* **Problem description**
Search the records for the word "subfield" and pick out every line that has it.

___ Items

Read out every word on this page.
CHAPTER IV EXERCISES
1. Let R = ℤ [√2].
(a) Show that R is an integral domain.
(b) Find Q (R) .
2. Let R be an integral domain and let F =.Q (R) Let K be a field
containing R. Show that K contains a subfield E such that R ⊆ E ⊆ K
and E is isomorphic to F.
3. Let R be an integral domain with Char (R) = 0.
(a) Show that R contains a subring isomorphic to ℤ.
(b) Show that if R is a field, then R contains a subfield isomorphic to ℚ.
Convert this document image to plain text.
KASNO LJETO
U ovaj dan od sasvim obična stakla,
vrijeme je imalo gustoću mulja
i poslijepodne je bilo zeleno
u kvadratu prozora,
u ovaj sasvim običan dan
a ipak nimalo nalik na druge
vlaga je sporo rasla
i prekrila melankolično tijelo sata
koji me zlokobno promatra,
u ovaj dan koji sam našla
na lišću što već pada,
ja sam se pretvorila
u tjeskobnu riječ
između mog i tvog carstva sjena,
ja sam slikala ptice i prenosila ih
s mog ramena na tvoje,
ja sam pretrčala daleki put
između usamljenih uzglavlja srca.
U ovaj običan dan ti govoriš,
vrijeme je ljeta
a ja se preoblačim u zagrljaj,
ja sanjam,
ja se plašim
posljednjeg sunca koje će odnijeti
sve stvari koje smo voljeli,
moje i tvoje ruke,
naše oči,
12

______

* **Exercise output**
containing R. Show that K contains a subfield E such that R ⊆ E ⊆ K
(b) Show that if R is a field, then R contains a subfield isomorphic to ℚ.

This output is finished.